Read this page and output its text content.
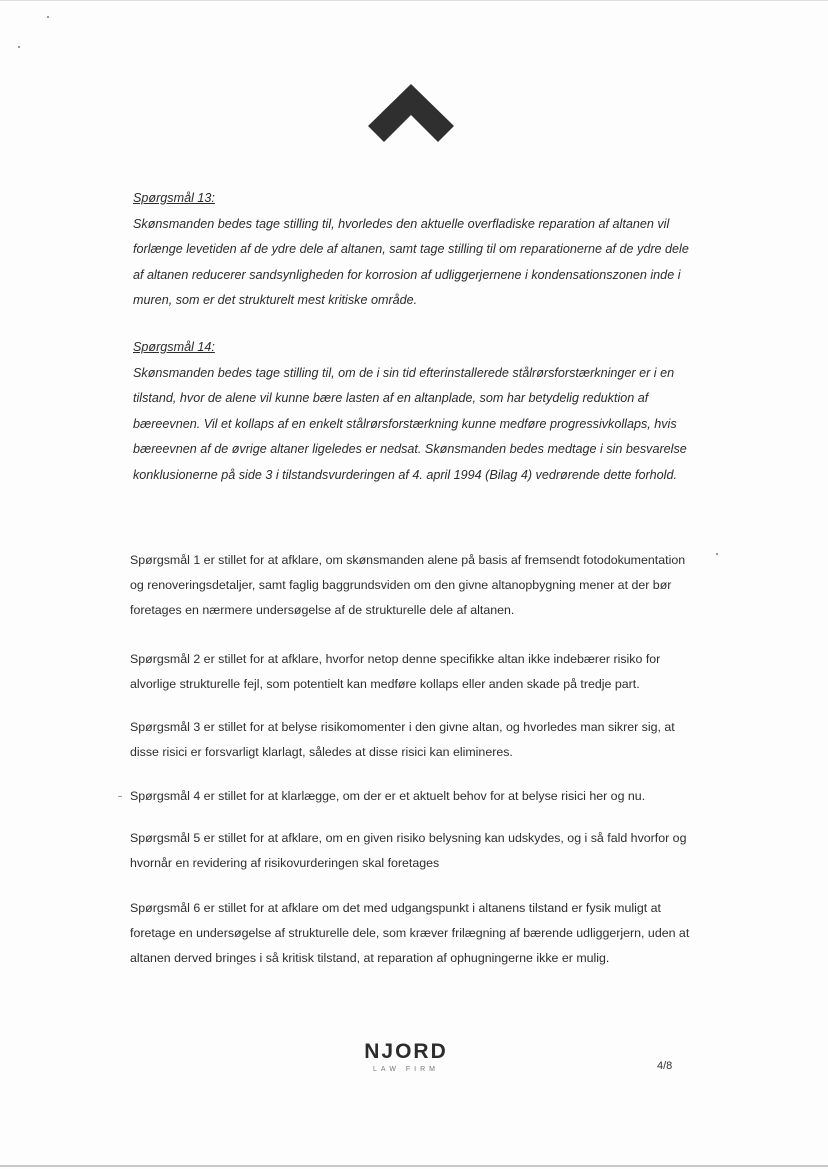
Spørgsmål 13:
Skønsmanden bedes tage stilling til, hvorledes den aktuelle overfladiske reparation af altanen vil forlænge levetiden af de ydre dele af altanen, samt tage stilling til om reparationerne af de ydre dele af altanen reducerer sandsynligheden for korrosion af udliggerjernene i kondensationszonen inde i muren, som er det strukturelt mest kritiske område.
Spørgsmål 14:
Skønsmanden bedes tage stilling til, om de i sin tid efterinstallerede stålrørsforstærkninger er i en tilstand, hvor de alene vil kunne bære lasten af en altanplade, som har betydelig reduktion af bæreevnen. Vil et kollaps af en enkelt stålrørsforstærkning kunne medføre progressivkollaps, hvis bæreevnen af de øvrige altaner ligeledes er nedsat. Skønsmanden bedes medtage i sin besvarelse konklusionerne på side 3 i tilstandsvurderingen af 4. april 1994 (Bilag 4) vedrørende dette forhold.
Spørgsmål 1 er stillet for at afklare, om skønsmanden alene på basis af fremsendt fotodokumentation og renoveringsdetaljer, samt faglig baggrundsviden om den givne altanopbygning mener at der bør foretages en nærmere undersøgelse af de strukturelle dele af altanen.
Spørgsmål 2 er stillet for at afklare, hvorfor netop denne specifikke altan ikke indebærer risiko for alvorlige strukturelle fejl, som potentielt kan medføre kollaps eller anden skade på tredje part.
Spørgsmål 3 er stillet for at belyse risikomomenter i den givne altan, og hvorledes man sikrer sig, at disse risici er forsvarligt klarlagt, således at disse risici kan elimineres.
Spørgsmål 4 er stillet for at klarlægge, om der er et aktuelt behov for at belyse risici her og nu.
Spørgsmål 5 er stillet for at afklare, om en given risiko belysning kan udskydes, og i så fald hvorfor og hvornår en revidering af risikovurderingen skal foretages
Spørgsmål 6 er stillet for at afklare om det med udgangspunkt i altanens tilstand er fysik muligt at foretage en undersøgelse af strukturelle dele, som kræver frilægning af bærende udliggerjern, uden at altanen derved bringes i så kritisk tilstand, at reparation af ophugningerne ikke er mulig.
NJORD
LAW FIRM	4/8
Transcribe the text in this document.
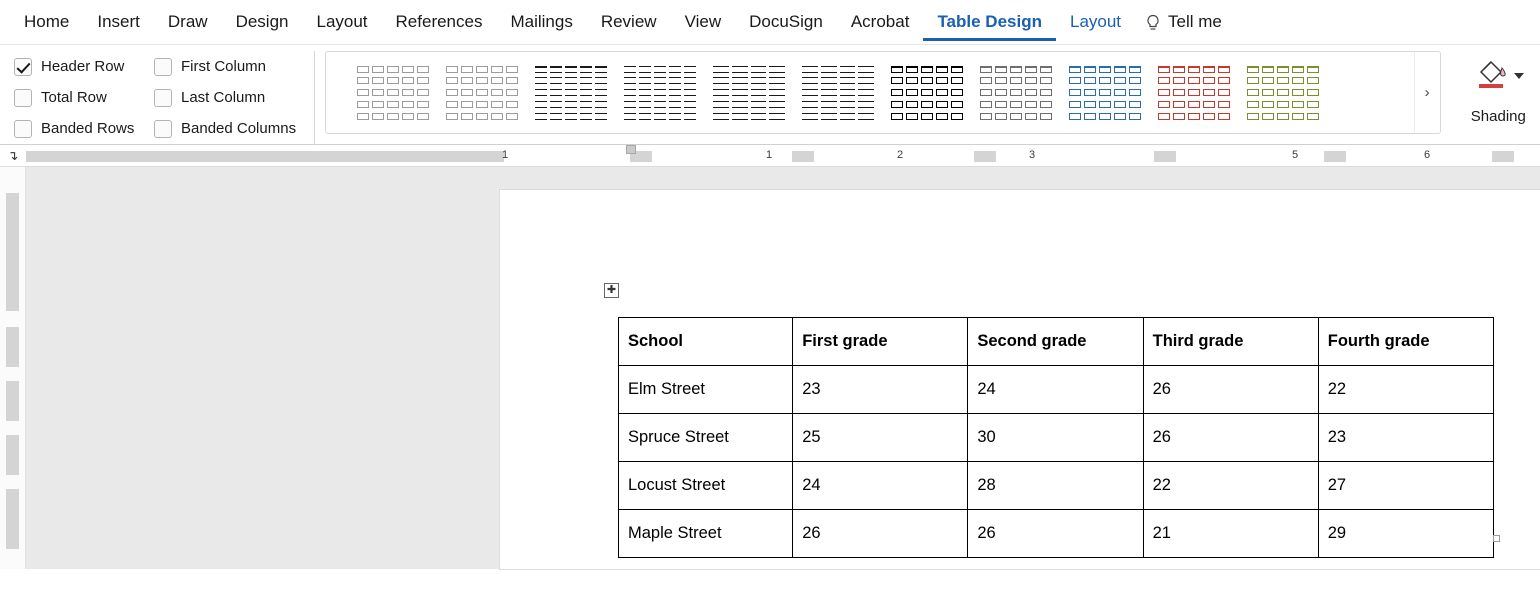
Home	Insert	Draw	Design	Layout	References	Mailings	Review	View	DocuSign	Acrobat	Table Design	Layout	Tell me
Header Row	First Column
Total Row	Last Column
Banded Rows	Banded Columns
›
Shading
↴	1	1	2	3	5	6
✚
School	First grade	Second grade	Third grade	Fourth grade
Elm Street	23	24	26	22
Spruce Street	25	30	26	23
Locust Street	24	28	22	27
Maple Street	26	26	21	29
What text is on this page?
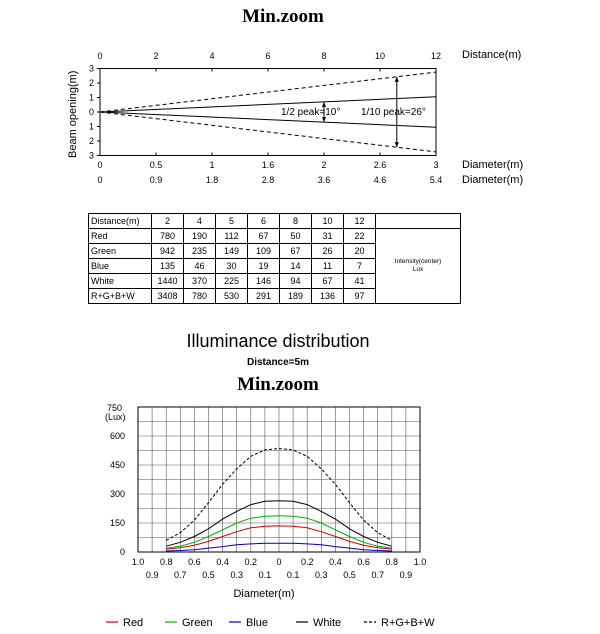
Min.zoom
Distance(m)
Beam opening(m)
0	2	4	6	8	10	12
3
2
1
0
1
2
3
1/2 peak=10° 1/10 peak=26°
0	0.5	1	1.6	2	2.6	3
0	0.9	1.8	2.8	3.6	4.6	5.4
Diameter(m)
Diameter(m)
Distance(m)	2	4	5	6	8	10	12	
Red	780	190	112	67	50	31	22	Intensity(center)
Lux

Green	942	235	149	109	67	26	20	
Blue	135	46	30	19	14	11	7	
White	1440	370	225	146	94	67	41	
R+G+B+W	3408	780	530	291	189	136	97	
Illuminance distribution
Distance=5m
Min.zoom
750
(Lux)
0
150
300
450
600
1.0 0.8 0.6 0.4 0.2 0 0.2 0.4 0.6 0.8 1.0
0.9 0.7 0.5 0.3 0.1 0.1 0.3 0.5 0.7 0.9
Diameter(m)
Red	Green	Blue	White	R+G+B+W
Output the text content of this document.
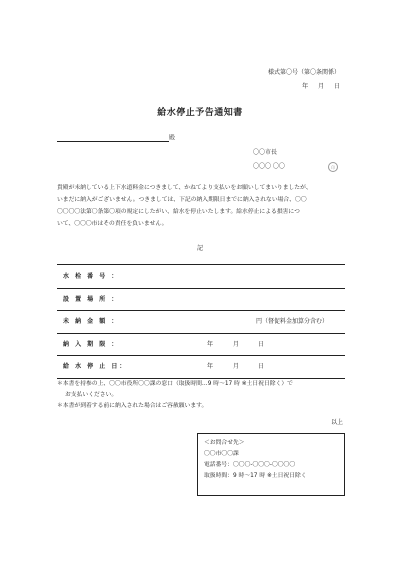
様式第〇号（第〇条関係）
年 月 日
給水停止予告通知書
殿
〇〇市長
〇〇〇 〇〇	印
貴殿が未納している上下水道料金につきまして、かねてより支払いをお願いしてまいりましたが、
いまだに納入がございません。つきましては、下記の納入期限日までに納入されない場合、〇〇
〇〇〇〇法第〇条第〇項の規定にしたがい、給水を停止いたします。給水停止による損害につ
いて、〇〇〇市はその責任を負いません。
記
水 栓 番 号 ：
設 置 場 所 ：
未 納 金 額 ：	円（督促料金加算分含む）
納 入 期 限 ：	年	月	日
給 水 停 止 日：	年	月	日
＊本書を持参の上、〇〇市役所〇〇課の窓口（取扱時間…9 時〜17 時 ※土日祝日除く）で
お支払いください。
＊本書が到着する前に納入された場合はご容赦願います。
以上
＜お問合せ先＞
〇〇市〇〇課
電話番号：〇〇〇-〇〇〇-〇〇〇〇
取扱時間：9 時〜17 時 ※土日祝日除く
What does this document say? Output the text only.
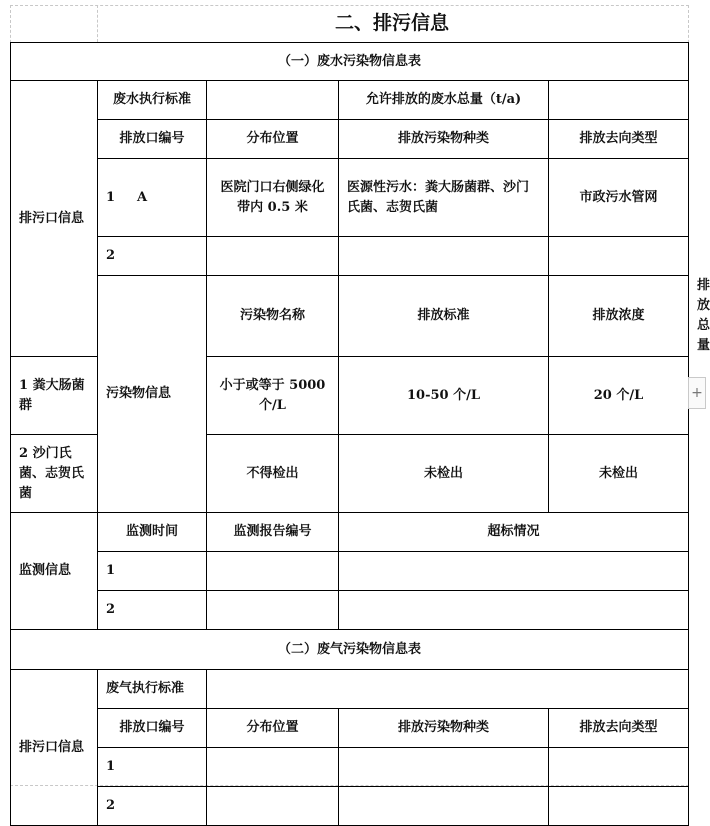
二、排污信息
（一）废水污染物信息表					
排污口信息	废水执行标准		允许排放的废水总量（t/a)		
	排放口编号	分布位置	排放污染物种类	排放去向类型	
	1 A	医院门口右侧绿化带内 0.5 米	医源性污水：粪大肠菌群、沙门氏菌、志贺氏菌	市政污水管网	
	2				
	污染物信息	污染物名称	排放标准	排放浓度	排放总量
1 粪大肠菌群		小于或等于 5000 个/L	10-50 个/L	20 个/L	
2 沙门氏菌、志贺氏菌		不得检出	未检出	未检出	
监测信息	监测时间	监测报告编号	超标情况		
	1				
	2				
（二）废气污染物信息表					
排污口信息	废气执行标准				
	排放口编号	分布位置	排放污染物种类	排放去向类型	
	1				
	2				
+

----

What to do
Only the number is wanted: how many lines of the data contain the word "page"?

Exercise response
2